• **EXERCISE TASK**: Where does the string "subtitle" appear? Copy every line of the entries below that holds it.

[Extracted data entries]
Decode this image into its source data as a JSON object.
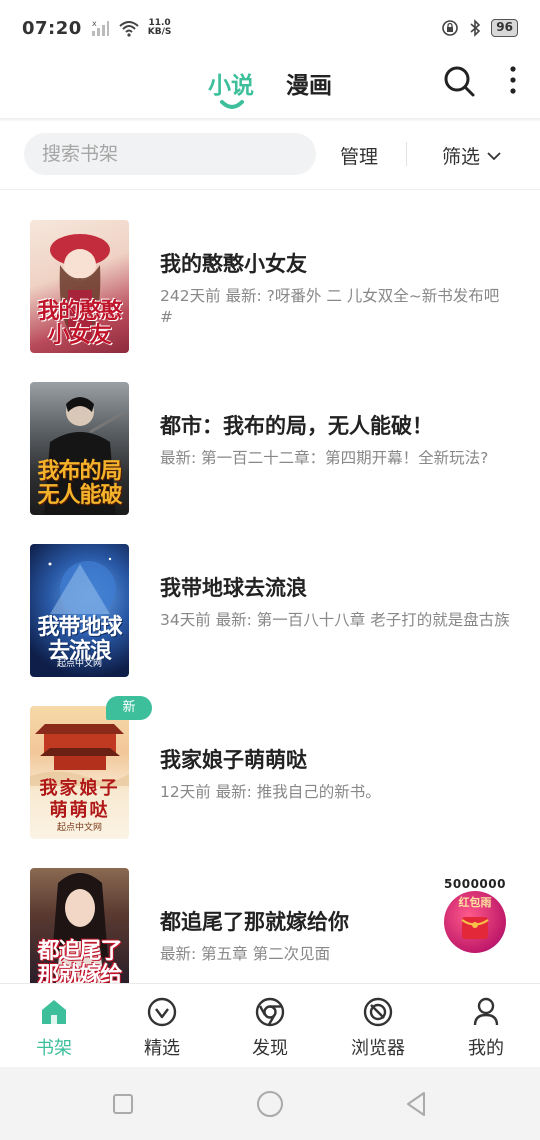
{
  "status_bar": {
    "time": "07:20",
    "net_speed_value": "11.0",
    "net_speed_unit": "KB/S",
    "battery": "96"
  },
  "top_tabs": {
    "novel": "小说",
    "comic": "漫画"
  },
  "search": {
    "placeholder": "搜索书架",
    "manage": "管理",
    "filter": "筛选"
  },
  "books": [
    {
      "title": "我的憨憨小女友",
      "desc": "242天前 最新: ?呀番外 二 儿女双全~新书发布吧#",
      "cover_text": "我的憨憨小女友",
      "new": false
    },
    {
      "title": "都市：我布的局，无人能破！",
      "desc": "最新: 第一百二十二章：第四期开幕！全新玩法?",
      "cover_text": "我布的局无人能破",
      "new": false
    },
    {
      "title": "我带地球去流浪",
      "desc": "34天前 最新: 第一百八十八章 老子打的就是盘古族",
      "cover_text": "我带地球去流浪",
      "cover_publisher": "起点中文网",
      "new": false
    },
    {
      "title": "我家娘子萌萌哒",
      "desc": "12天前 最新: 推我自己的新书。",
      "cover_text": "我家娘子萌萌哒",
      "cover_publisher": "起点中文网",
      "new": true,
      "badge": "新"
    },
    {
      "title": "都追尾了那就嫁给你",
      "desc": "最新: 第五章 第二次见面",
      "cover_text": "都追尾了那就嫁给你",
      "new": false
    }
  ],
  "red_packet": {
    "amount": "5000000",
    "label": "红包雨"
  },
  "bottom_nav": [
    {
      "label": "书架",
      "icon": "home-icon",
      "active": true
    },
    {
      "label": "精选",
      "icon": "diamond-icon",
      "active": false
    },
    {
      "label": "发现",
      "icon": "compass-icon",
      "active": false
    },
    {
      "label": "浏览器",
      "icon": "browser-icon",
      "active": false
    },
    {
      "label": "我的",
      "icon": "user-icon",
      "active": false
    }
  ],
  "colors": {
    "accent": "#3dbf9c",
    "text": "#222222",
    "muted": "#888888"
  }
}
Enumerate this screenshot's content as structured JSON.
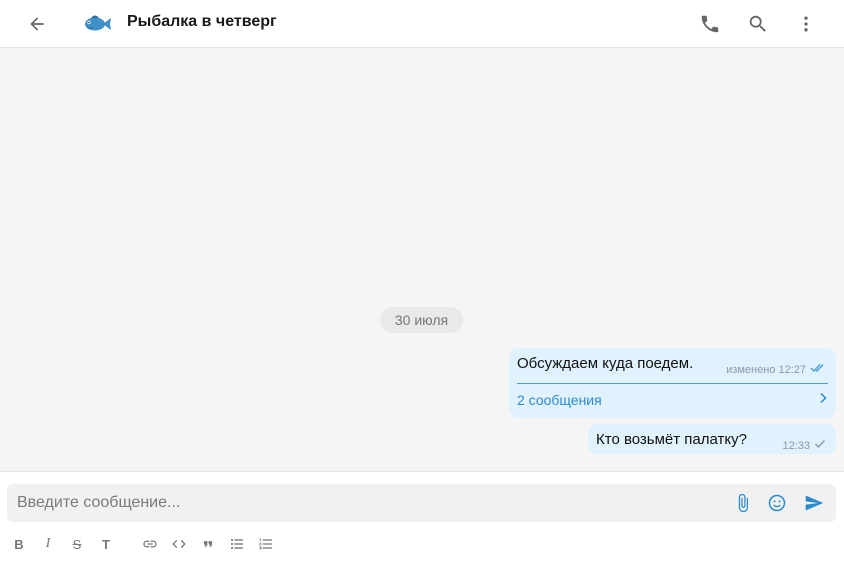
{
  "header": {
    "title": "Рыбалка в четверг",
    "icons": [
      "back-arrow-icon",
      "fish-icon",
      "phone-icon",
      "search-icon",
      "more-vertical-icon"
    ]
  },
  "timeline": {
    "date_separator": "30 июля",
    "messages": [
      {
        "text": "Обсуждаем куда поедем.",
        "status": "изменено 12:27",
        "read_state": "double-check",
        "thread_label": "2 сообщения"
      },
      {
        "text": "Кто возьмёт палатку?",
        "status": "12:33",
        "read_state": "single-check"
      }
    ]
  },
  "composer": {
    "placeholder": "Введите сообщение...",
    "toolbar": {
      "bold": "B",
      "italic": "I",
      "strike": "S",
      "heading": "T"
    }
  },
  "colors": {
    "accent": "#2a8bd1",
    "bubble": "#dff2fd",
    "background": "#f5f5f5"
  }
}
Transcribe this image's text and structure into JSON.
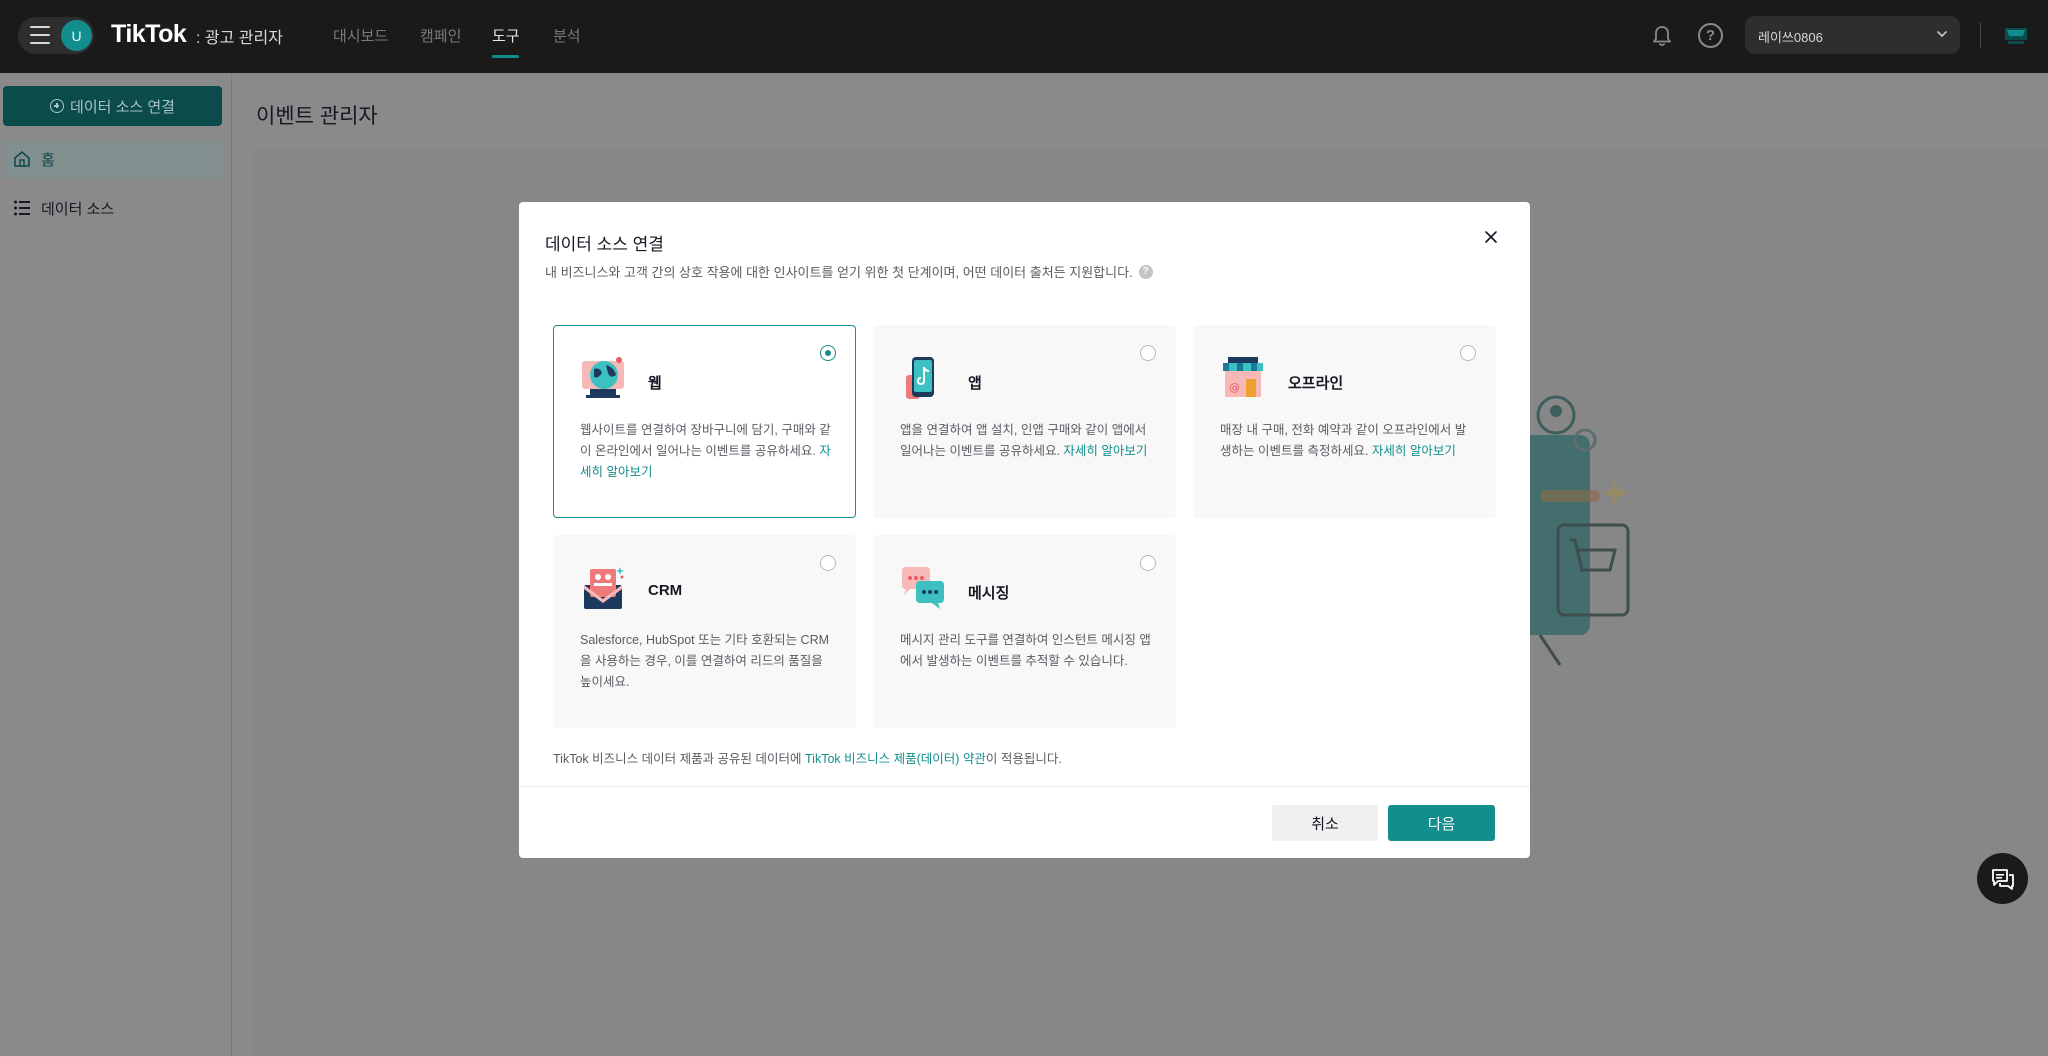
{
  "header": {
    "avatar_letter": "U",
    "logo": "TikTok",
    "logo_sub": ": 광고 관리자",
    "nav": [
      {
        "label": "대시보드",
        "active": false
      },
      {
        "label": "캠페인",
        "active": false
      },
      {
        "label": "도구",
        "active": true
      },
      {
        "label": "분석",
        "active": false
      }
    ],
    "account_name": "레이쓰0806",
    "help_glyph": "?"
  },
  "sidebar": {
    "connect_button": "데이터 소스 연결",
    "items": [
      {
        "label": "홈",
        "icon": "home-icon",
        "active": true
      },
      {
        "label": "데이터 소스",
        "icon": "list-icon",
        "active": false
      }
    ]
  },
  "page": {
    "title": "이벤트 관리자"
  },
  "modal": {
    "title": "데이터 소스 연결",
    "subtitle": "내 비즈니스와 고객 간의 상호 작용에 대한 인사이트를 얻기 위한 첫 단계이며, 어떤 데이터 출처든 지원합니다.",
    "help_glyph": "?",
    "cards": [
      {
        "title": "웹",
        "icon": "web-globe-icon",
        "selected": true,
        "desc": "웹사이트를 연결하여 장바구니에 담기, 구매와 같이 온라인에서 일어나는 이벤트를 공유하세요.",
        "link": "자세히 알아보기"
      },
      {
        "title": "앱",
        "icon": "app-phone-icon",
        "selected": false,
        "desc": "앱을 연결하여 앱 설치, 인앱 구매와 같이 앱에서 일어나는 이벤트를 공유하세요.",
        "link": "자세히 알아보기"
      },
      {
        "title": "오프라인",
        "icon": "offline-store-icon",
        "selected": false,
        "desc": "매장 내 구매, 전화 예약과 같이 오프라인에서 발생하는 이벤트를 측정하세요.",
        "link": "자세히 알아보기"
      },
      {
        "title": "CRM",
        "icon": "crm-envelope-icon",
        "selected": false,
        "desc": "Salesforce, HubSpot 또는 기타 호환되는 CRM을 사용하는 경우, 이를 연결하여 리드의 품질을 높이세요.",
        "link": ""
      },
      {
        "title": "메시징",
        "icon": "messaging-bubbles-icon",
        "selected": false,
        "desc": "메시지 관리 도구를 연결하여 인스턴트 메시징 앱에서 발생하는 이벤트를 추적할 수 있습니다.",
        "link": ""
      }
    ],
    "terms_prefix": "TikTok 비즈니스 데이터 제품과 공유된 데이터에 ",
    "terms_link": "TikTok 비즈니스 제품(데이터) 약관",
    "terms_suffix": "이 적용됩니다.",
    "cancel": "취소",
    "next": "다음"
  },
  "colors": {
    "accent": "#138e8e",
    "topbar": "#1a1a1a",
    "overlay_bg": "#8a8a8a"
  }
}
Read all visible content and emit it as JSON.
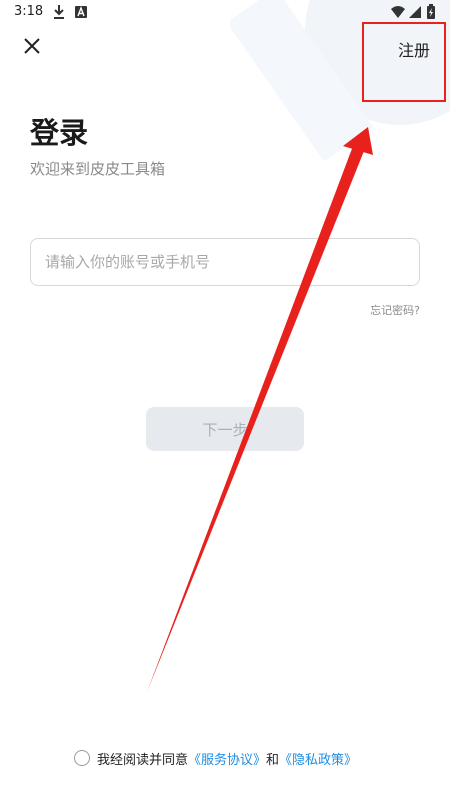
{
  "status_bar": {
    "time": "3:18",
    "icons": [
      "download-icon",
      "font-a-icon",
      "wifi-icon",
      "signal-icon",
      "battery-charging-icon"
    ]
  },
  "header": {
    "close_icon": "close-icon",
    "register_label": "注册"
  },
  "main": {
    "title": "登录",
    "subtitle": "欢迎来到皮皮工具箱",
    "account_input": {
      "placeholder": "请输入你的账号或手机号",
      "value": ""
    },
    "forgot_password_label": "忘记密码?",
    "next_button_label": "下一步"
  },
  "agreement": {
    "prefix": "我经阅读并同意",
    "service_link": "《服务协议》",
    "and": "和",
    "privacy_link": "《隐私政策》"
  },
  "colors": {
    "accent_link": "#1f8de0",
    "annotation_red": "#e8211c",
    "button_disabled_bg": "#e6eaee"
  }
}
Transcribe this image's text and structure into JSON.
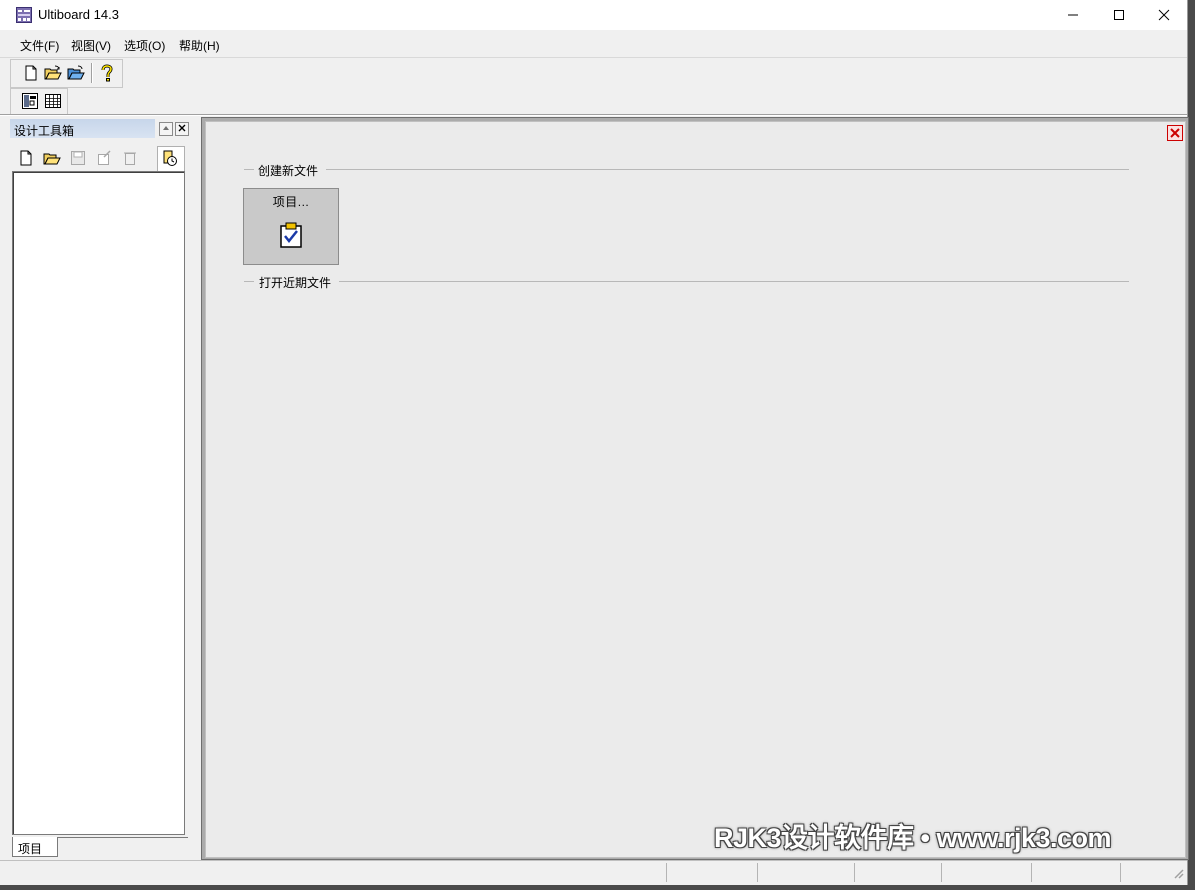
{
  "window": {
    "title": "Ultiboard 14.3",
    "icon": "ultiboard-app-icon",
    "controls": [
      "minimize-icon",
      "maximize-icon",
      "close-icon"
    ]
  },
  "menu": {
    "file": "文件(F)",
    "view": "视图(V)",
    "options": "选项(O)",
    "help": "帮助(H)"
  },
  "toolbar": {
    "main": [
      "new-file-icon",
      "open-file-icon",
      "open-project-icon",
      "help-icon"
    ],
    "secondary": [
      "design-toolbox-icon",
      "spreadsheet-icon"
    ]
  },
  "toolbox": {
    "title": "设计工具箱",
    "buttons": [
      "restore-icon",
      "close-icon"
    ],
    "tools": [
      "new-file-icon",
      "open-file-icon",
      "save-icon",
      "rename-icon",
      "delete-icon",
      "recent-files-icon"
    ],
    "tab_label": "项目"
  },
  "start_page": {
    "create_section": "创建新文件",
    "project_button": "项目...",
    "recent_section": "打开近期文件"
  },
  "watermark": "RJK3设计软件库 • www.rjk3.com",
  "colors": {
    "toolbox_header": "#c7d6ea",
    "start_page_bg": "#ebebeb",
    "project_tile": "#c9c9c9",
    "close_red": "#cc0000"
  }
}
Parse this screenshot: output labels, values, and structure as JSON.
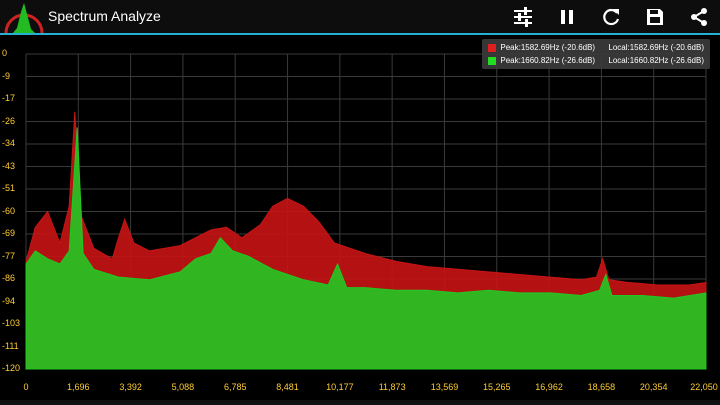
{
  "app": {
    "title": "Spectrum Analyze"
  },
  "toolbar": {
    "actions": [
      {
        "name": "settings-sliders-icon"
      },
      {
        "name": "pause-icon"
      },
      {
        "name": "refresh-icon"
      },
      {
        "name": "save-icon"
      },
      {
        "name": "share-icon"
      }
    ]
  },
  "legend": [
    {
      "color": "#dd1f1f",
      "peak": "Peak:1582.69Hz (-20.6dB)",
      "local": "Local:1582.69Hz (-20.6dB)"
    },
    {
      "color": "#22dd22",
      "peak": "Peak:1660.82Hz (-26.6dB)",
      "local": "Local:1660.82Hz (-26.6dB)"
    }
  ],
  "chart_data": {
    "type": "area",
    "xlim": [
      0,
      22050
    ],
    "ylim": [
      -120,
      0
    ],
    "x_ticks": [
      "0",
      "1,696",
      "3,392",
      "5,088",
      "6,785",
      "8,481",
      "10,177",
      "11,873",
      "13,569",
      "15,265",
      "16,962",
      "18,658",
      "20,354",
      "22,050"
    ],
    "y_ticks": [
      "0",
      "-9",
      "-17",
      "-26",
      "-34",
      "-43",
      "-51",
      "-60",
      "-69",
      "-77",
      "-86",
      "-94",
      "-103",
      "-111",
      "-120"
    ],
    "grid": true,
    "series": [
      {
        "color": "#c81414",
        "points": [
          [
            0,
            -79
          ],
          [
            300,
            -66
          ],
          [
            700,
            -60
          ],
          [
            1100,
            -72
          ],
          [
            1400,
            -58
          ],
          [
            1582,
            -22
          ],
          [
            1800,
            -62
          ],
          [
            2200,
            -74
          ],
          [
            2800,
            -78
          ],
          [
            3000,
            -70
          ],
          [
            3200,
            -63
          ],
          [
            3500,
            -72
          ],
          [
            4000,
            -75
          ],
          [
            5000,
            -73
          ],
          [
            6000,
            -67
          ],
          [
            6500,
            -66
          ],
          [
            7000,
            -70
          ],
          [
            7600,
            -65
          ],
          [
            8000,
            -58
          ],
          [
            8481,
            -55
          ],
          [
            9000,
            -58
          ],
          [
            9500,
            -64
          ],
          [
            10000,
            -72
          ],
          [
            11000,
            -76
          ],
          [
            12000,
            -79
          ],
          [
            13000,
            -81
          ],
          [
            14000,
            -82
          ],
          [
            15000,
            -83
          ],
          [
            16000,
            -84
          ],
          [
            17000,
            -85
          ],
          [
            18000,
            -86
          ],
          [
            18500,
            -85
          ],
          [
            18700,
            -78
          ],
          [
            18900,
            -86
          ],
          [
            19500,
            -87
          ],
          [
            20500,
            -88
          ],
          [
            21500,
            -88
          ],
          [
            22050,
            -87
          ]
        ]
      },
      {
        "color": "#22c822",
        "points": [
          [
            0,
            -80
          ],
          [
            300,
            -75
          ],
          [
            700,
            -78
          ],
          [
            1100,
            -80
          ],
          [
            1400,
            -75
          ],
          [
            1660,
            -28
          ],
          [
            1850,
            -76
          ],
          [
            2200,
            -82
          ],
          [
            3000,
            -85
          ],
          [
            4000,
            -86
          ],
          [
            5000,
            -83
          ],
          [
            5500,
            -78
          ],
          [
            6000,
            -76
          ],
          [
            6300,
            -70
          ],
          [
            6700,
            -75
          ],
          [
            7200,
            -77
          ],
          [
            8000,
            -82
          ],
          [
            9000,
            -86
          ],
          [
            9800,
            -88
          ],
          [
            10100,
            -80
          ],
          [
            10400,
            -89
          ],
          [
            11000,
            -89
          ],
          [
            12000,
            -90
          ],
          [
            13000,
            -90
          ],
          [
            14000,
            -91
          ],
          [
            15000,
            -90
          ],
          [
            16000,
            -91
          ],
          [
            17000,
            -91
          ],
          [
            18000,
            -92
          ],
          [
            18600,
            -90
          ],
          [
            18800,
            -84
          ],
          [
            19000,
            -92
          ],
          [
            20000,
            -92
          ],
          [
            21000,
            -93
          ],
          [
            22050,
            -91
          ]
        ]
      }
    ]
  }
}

• **REPLY**:
    "subtitle": "내 비즈니스와 고객 간의 상호 작용에 대한 인사이트를 얻기 위한 첫 단계이며, 어떤 데이터 출처든 지원합니다.",
    "subtitle": "欢迎来到皮皮工具箱",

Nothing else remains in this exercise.